> [To be done]: Take the material below and retype it in full; pictures are left out.

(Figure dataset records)
===============
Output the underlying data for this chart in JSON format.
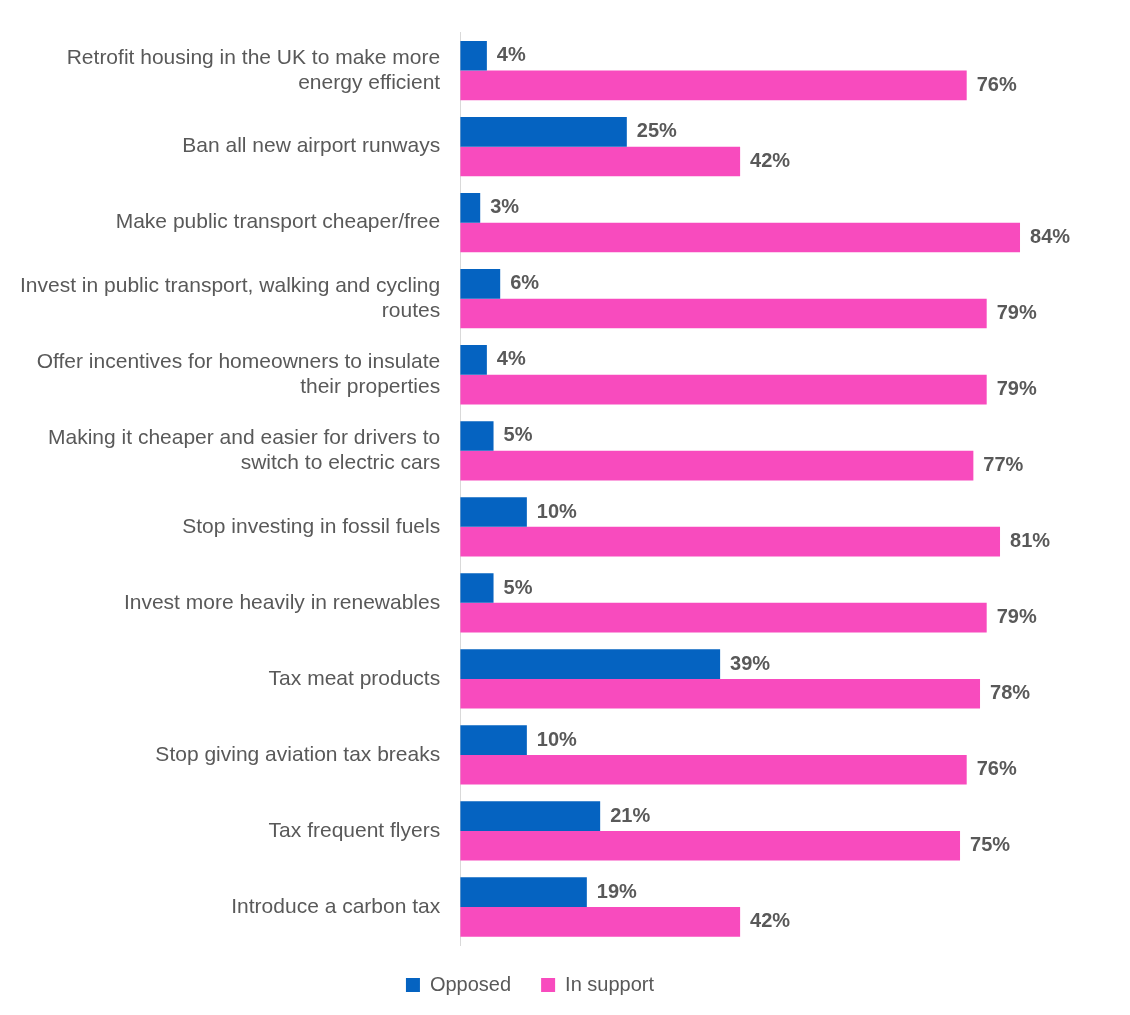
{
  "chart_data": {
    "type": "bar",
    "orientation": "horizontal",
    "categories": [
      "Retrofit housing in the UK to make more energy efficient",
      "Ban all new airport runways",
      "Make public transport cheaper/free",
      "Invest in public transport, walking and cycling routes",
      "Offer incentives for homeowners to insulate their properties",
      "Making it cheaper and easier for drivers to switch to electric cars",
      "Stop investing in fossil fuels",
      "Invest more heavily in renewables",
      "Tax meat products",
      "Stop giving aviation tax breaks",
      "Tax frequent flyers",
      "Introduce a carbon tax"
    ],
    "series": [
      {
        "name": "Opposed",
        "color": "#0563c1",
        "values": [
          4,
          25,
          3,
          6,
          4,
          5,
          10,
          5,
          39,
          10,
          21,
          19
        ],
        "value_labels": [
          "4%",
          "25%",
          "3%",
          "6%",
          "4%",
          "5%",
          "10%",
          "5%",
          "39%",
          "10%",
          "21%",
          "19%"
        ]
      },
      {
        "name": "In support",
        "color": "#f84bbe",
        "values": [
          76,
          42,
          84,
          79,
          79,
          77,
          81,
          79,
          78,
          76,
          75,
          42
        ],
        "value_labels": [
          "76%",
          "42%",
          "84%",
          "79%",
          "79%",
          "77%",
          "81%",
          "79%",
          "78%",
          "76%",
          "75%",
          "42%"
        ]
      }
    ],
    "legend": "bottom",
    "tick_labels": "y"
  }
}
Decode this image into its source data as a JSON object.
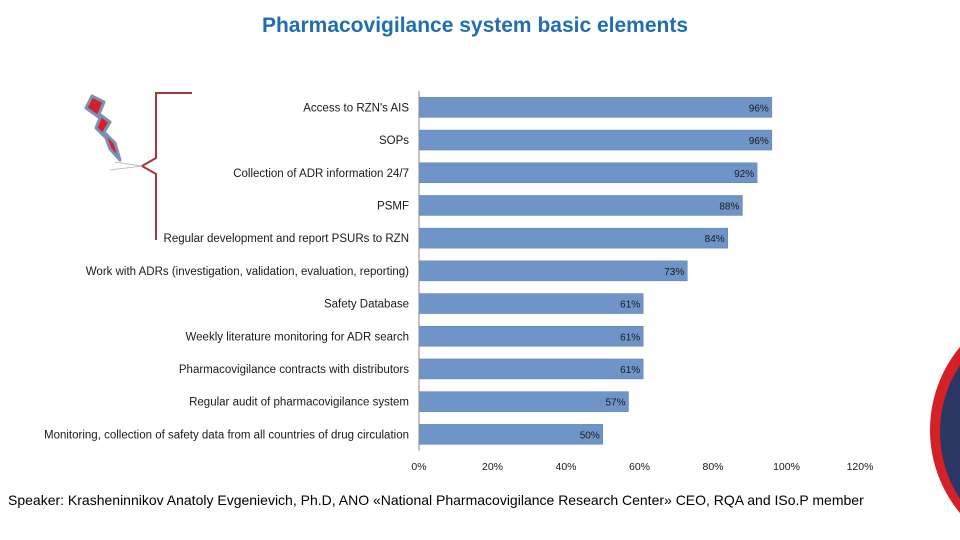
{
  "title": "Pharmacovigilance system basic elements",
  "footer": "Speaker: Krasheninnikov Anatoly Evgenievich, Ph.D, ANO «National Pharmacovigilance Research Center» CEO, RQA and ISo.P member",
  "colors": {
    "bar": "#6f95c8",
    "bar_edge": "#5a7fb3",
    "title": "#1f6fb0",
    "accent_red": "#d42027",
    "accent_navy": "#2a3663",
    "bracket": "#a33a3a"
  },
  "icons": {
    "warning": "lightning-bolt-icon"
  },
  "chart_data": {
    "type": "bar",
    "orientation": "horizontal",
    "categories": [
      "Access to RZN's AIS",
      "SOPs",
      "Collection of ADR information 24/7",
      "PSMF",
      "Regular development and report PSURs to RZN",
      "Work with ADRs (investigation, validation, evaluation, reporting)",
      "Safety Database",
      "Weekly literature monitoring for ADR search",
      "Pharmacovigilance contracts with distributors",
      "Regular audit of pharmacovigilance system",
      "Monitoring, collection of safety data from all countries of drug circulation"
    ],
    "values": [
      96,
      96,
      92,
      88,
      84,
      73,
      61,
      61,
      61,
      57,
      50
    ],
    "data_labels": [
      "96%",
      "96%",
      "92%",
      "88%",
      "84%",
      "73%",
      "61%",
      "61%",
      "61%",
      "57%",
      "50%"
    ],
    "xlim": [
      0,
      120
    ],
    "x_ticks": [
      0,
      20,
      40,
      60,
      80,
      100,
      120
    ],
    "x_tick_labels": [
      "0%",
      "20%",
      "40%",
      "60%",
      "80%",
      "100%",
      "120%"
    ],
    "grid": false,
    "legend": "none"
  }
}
===============
> [Result]:
Output the underlying data for this chart in JSON format.
{
  "chart_data": {
    "type": "bar",
    "orientation": "horizontal",
    "categories": [
      "Retrofit housing in the UK to make more energy efficient",
      "Ban all new airport runways",
      "Make public transport cheaper/free",
      "Invest in public transport, walking and cycling routes",
      "Offer incentives for homeowners to insulate their properties",
      "Making it cheaper and easier for drivers to switch to electric cars",
      "Stop investing in fossil fuels",
      "Invest more heavily in renewables",
      "Tax meat products",
      "Stop giving aviation tax breaks",
      "Tax frequent flyers",
      "Introduce a carbon tax"
    ],
    "series": [
      {
        "name": "Opposed",
        "color": "#0563c1",
        "values": [
          4,
          25,
          3,
          6,
          4,
          5,
          10,
          5,
          39,
          10,
          21,
          19
        ],
        "value_labels": [
          "4%",
          "25%",
          "3%",
          "6%",
          "4%",
          "5%",
          "10%",
          "5%",
          "39%",
          "10%",
          "21%",
          "19%"
        ]
      },
      {
        "name": "In support",
        "color": "#f84bbe",
        "values": [
          76,
          42,
          84,
          79,
          79,
          77,
          81,
          79,
          78,
          76,
          75,
          42
        ],
        "value_labels": [
          "76%",
          "42%",
          "84%",
          "79%",
          "79%",
          "77%",
          "81%",
          "79%",
          "78%",
          "76%",
          "75%",
          "42%"
        ]
      }
    ],
    "legend": "bottom",
    "tick_labels": "y"
  }
}
Decode this image into its source data as a JSON object.
{
  "title": "Pharmacovigilance system basic elements",
  "footer": "Speaker: Krasheninnikov Anatoly Evgenievich, Ph.D, ANO «National Pharmacovigilance Research Center» CEO, RQA and ISo.P member",
  "colors": {
    "bar": "#6f95c8",
    "bar_edge": "#5a7fb3",
    "title": "#1f6fb0",
    "accent_red": "#d42027",
    "accent_navy": "#2a3663",
    "bracket": "#a33a3a"
  },
  "icons": {
    "warning": "lightning-bolt-icon"
  },
  "chart_data": {
    "type": "bar",
    "orientation": "horizontal",
    "categories": [
      "Access to RZN's AIS",
      "SOPs",
      "Collection of ADR information 24/7",
      "PSMF",
      "Regular development and report PSURs to RZN",
      "Work with ADRs (investigation, validation, evaluation, reporting)",
      "Safety Database",
      "Weekly literature monitoring for ADR search",
      "Pharmacovigilance contracts with distributors",
      "Regular audit of pharmacovigilance system",
      "Monitoring, collection of safety data from all countries of drug circulation"
    ],
    "values": [
      96,
      96,
      92,
      88,
      84,
      73,
      61,
      61,
      61,
      57,
      50
    ],
    "data_labels": [
      "96%",
      "96%",
      "92%",
      "88%",
      "84%",
      "73%",
      "61%",
      "61%",
      "61%",
      "57%",
      "50%"
    ],
    "xlim": [
      0,
      120
    ],
    "x_ticks": [
      0,
      20,
      40,
      60,
      80,
      100,
      120
    ],
    "x_tick_labels": [
      "0%",
      "20%",
      "40%",
      "60%",
      "80%",
      "100%",
      "120%"
    ],
    "grid": false,
    "legend": "none"
  }
}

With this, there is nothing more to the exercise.